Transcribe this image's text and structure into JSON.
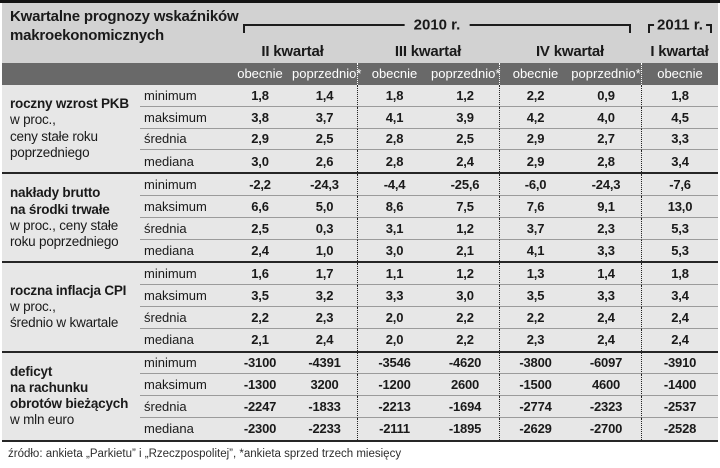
{
  "chart_data": {
    "type": "table",
    "title": "Kwartalne prognozy wskaźników\nmakroekonomicznych",
    "years": [
      "2010 r.",
      "2011 r."
    ],
    "quarters": [
      "II kwartał",
      "III kwartał",
      "IV kwartał",
      "I kwartał"
    ],
    "subheaders": [
      "obecnie",
      "poprzednio*",
      "obecnie",
      "poprzednio*",
      "obecnie",
      "poprzednio*",
      "obecnie"
    ],
    "row_groups": [
      {
        "label_bold": "roczny wzrost PKB",
        "label_rest": "w proc.,\nceny stałe roku\npoprzedniego",
        "rows": [
          {
            "metric": "minimum",
            "values": [
              "1,8",
              "1,4",
              "1,8",
              "1,2",
              "2,2",
              "0,9",
              "1,8"
            ]
          },
          {
            "metric": "maksimum",
            "values": [
              "3,8",
              "3,7",
              "4,1",
              "3,9",
              "4,2",
              "4,0",
              "4,5"
            ]
          },
          {
            "metric": "średnia",
            "values": [
              "2,9",
              "2,5",
              "2,8",
              "2,5",
              "2,9",
              "2,7",
              "3,3"
            ]
          },
          {
            "metric": "mediana",
            "values": [
              "3,0",
              "2,6",
              "2,8",
              "2,4",
              "2,9",
              "2,8",
              "3,4"
            ]
          }
        ]
      },
      {
        "label_bold": "nakłady brutto\nna środki trwałe",
        "label_rest": "w proc., ceny stałe\nroku poprzedniego",
        "rows": [
          {
            "metric": "minimum",
            "values": [
              "-2,2",
              "-24,3",
              "-4,4",
              "-25,6",
              "-6,0",
              "-24,3",
              "-7,6"
            ]
          },
          {
            "metric": "maksimum",
            "values": [
              "6,6",
              "5,0",
              "8,6",
              "7,5",
              "7,6",
              "9,1",
              "13,0"
            ]
          },
          {
            "metric": "średnia",
            "values": [
              "2,5",
              "0,3",
              "3,1",
              "1,2",
              "3,7",
              "2,3",
              "5,3"
            ]
          },
          {
            "metric": "mediana",
            "values": [
              "2,4",
              "1,0",
              "3,0",
              "2,1",
              "4,1",
              "3,3",
              "5,3"
            ]
          }
        ]
      },
      {
        "label_bold": "roczna inflacja CPI",
        "label_rest": "w proc.,\nśrednio w kwartale",
        "rows": [
          {
            "metric": "minimum",
            "values": [
              "1,6",
              "1,7",
              "1,1",
              "1,2",
              "1,3",
              "1,4",
              "1,8"
            ]
          },
          {
            "metric": "maksimum",
            "values": [
              "3,5",
              "3,2",
              "3,3",
              "3,0",
              "3,5",
              "3,3",
              "3,4"
            ]
          },
          {
            "metric": "średnia",
            "values": [
              "2,2",
              "2,3",
              "2,0",
              "2,2",
              "2,2",
              "2,4",
              "2,4"
            ]
          },
          {
            "metric": "mediana",
            "values": [
              "2,1",
              "2,4",
              "2,0",
              "2,2",
              "2,3",
              "2,4",
              "2,4"
            ]
          }
        ]
      },
      {
        "label_bold": "deficyt\nna rachunku\nobrotów bieżących",
        "label_rest": "w mln euro",
        "rows": [
          {
            "metric": "minimum",
            "values": [
              "-3100",
              "-4391",
              "-3546",
              "-4620",
              "-3800",
              "-6097",
              "-3910"
            ]
          },
          {
            "metric": "maksimum",
            "values": [
              "-1300",
              "3200",
              "-1200",
              "2600",
              "-1500",
              "4600",
              "-1400"
            ]
          },
          {
            "metric": "średnia",
            "values": [
              "-2247",
              "-1833",
              "-2213",
              "-1694",
              "-2774",
              "-2323",
              "-2537"
            ]
          },
          {
            "metric": "mediana",
            "values": [
              "-2300",
              "-2233",
              "-2111",
              "-1895",
              "-2629",
              "-2700",
              "-2528"
            ]
          }
        ]
      }
    ],
    "footnote": "źródło: ankieta „Parkietu” i „Rzeczpospolitej”, *ankieta sprzed trzech miesięcy",
    "layout": {
      "grid": "on",
      "column_group_separators": "dotted",
      "value_columns_per_quarter": [
        "obecnie",
        "poprzednio*"
      ]
    },
    "colors": {
      "header_band": "#d2d2d2",
      "subheader_band": "#696969",
      "body_background": "#e7e7e7",
      "row_separator": "#9b9b9b",
      "group_separator": "#262626",
      "text": "#1a1a1a",
      "subheader_text": "#ffffff"
    }
  }
}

- - - - - - -

From the data above, write out everything exactly except the pictures.

FULL SOLUTION
Transcribe this image's text and structure into JSON.
{
  "chart_data": {
    "type": "table",
    "title": "Kwartalne prognozy wskaźników\nmakroekonomicznych",
    "years": [
      "2010 r.",
      "2011 r."
    ],
    "quarters": [
      "II kwartał",
      "III kwartał",
      "IV kwartał",
      "I kwartał"
    ],
    "subheaders": [
      "obecnie",
      "poprzednio*",
      "obecnie",
      "poprzednio*",
      "obecnie",
      "poprzednio*",
      "obecnie"
    ],
    "row_groups": [
      {
        "label_bold": "roczny wzrost PKB",
        "label_rest": "w proc.,\nceny stałe roku\npoprzedniego",
        "rows": [
          {
            "metric": "minimum",
            "values": [
              "1,8",
              "1,4",
              "1,8",
              "1,2",
              "2,2",
              "0,9",
              "1,8"
            ]
          },
          {
            "metric": "maksimum",
            "values": [
              "3,8",
              "3,7",
              "4,1",
              "3,9",
              "4,2",
              "4,0",
              "4,5"
            ]
          },
          {
            "metric": "średnia",
            "values": [
              "2,9",
              "2,5",
              "2,8",
              "2,5",
              "2,9",
              "2,7",
              "3,3"
            ]
          },
          {
            "metric": "mediana",
            "values": [
              "3,0",
              "2,6",
              "2,8",
              "2,4",
              "2,9",
              "2,8",
              "3,4"
            ]
          }
        ]
      },
      {
        "label_bold": "nakłady brutto\nna środki trwałe",
        "label_rest": "w proc., ceny stałe\nroku poprzedniego",
        "rows": [
          {
            "metric": "minimum",
            "values": [
              "-2,2",
              "-24,3",
              "-4,4",
              "-25,6",
              "-6,0",
              "-24,3",
              "-7,6"
            ]
          },
          {
            "metric": "maksimum",
            "values": [
              "6,6",
              "5,0",
              "8,6",
              "7,5",
              "7,6",
              "9,1",
              "13,0"
            ]
          },
          {
            "metric": "średnia",
            "values": [
              "2,5",
              "0,3",
              "3,1",
              "1,2",
              "3,7",
              "2,3",
              "5,3"
            ]
          },
          {
            "metric": "mediana",
            "values": [
              "2,4",
              "1,0",
              "3,0",
              "2,1",
              "4,1",
              "3,3",
              "5,3"
            ]
          }
        ]
      },
      {
        "label_bold": "roczna inflacja CPI",
        "label_rest": "w proc.,\nśrednio w kwartale",
        "rows": [
          {
            "metric": "minimum",
            "values": [
              "1,6",
              "1,7",
              "1,1",
              "1,2",
              "1,3",
              "1,4",
              "1,8"
            ]
          },
          {
            "metric": "maksimum",
            "values": [
              "3,5",
              "3,2",
              "3,3",
              "3,0",
              "3,5",
              "3,3",
              "3,4"
            ]
          },
          {
            "metric": "średnia",
            "values": [
              "2,2",
              "2,3",
              "2,0",
              "2,2",
              "2,2",
              "2,4",
              "2,4"
            ]
          },
          {
            "metric": "mediana",
            "values": [
              "2,1",
              "2,4",
              "2,0",
              "2,2",
              "2,3",
              "2,4",
              "2,4"
            ]
          }
        ]
      },
      {
        "label_bold": "deficyt\nna rachunku\nobrotów bieżących",
        "label_rest": "w mln euro",
        "rows": [
          {
            "metric": "minimum",
            "values": [
              "-3100",
              "-4391",
              "-3546",
              "-4620",
              "-3800",
              "-6097",
              "-3910"
            ]
          },
          {
            "metric": "maksimum",
            "values": [
              "-1300",
              "3200",
              "-1200",
              "2600",
              "-1500",
              "4600",
              "-1400"
            ]
          },
          {
            "metric": "średnia",
            "values": [
              "-2247",
              "-1833",
              "-2213",
              "-1694",
              "-2774",
              "-2323",
              "-2537"
            ]
          },
          {
            "metric": "mediana",
            "values": [
              "-2300",
              "-2233",
              "-2111",
              "-1895",
              "-2629",
              "-2700",
              "-2528"
            ]
          }
        ]
      }
    ],
    "footnote": "źródło: ankieta „Parkietu” i „Rzeczpospolitej”, *ankieta sprzed trzech miesięcy",
    "layout": {
      "grid": "on",
      "column_group_separators": "dotted",
      "value_columns_per_quarter": [
        "obecnie",
        "poprzednio*"
      ]
    },
    "colors": {
      "header_band": "#d2d2d2",
      "subheader_band": "#696969",
      "body_background": "#e7e7e7",
      "row_separator": "#9b9b9b",
      "group_separator": "#262626",
      "text": "#1a1a1a",
      "subheader_text": "#ffffff"
    }
  }
}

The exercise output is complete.